What this task involves —
Every line containing the string "years" should be returned from the records.

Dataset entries

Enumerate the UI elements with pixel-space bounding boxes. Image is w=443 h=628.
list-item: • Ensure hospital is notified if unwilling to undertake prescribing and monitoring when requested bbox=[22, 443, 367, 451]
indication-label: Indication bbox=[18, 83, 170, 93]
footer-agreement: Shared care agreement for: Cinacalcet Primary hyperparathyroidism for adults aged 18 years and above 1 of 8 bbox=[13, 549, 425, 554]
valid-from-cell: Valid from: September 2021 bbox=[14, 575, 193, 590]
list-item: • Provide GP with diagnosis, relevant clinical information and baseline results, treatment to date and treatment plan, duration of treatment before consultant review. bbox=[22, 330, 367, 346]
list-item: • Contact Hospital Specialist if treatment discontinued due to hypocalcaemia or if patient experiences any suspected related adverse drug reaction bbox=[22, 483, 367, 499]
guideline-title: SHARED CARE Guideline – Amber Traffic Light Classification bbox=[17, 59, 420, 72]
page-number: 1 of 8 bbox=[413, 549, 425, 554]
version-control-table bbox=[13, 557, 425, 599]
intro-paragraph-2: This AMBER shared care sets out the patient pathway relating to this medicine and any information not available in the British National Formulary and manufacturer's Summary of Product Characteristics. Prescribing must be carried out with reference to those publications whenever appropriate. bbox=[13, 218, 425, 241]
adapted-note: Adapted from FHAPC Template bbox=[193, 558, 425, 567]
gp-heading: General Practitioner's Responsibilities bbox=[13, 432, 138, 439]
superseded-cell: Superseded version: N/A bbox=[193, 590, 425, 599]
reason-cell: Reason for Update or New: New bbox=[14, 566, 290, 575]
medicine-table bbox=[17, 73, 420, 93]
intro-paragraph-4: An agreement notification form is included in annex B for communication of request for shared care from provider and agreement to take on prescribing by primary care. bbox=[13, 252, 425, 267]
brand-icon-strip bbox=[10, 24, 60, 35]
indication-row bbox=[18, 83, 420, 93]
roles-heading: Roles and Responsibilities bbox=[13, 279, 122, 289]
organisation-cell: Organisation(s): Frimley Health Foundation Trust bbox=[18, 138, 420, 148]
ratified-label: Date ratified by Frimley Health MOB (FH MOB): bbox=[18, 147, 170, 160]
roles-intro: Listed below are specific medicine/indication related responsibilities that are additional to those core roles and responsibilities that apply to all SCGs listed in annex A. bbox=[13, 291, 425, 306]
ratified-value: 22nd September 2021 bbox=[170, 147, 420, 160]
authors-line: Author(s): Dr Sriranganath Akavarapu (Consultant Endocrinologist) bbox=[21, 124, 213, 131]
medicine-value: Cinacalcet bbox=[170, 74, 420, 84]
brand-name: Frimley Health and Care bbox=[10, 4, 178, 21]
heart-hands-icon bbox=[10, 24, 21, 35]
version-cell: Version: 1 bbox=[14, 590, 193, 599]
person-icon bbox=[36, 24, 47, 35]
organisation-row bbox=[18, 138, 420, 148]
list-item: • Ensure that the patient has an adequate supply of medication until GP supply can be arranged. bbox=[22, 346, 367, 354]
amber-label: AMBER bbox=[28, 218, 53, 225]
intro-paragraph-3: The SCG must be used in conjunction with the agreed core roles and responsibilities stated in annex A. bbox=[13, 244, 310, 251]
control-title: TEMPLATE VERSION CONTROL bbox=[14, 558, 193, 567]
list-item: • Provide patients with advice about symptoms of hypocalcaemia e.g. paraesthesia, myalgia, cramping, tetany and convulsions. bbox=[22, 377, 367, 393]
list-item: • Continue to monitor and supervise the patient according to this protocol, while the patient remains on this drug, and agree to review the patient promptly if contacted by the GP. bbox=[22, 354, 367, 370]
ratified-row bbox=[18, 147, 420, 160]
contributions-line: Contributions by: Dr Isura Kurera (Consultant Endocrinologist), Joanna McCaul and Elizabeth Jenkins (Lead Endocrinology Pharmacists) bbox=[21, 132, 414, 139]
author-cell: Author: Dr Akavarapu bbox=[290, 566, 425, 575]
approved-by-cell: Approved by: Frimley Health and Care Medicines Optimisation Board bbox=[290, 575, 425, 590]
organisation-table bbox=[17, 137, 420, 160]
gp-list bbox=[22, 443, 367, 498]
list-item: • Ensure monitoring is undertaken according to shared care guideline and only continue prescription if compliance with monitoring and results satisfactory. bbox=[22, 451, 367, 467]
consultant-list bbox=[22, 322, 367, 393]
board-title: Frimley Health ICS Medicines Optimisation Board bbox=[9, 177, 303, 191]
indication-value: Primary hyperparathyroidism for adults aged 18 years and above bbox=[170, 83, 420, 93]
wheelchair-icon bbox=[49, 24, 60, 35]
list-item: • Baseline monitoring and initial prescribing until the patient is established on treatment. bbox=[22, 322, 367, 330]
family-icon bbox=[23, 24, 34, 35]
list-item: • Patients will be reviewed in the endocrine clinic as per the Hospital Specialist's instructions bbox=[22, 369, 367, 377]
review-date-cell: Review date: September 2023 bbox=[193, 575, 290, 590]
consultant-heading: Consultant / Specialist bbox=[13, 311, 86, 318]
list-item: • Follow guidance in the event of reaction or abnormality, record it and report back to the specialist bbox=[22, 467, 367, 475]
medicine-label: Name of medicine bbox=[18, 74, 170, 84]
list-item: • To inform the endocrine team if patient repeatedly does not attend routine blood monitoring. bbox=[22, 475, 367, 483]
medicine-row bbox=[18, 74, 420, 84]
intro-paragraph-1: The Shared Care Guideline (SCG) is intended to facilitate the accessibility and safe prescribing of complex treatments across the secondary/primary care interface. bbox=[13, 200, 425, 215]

Exercise solution —
footer-agreement: Shared care agreement for: Cinacalcet Primary hyperparathyroidism for adults aged 18 years and above 1 of 8 bbox=[13, 549, 425, 554]
indication-value: Primary hyperparathyroidism for adults aged 18 years and above bbox=[170, 83, 420, 93]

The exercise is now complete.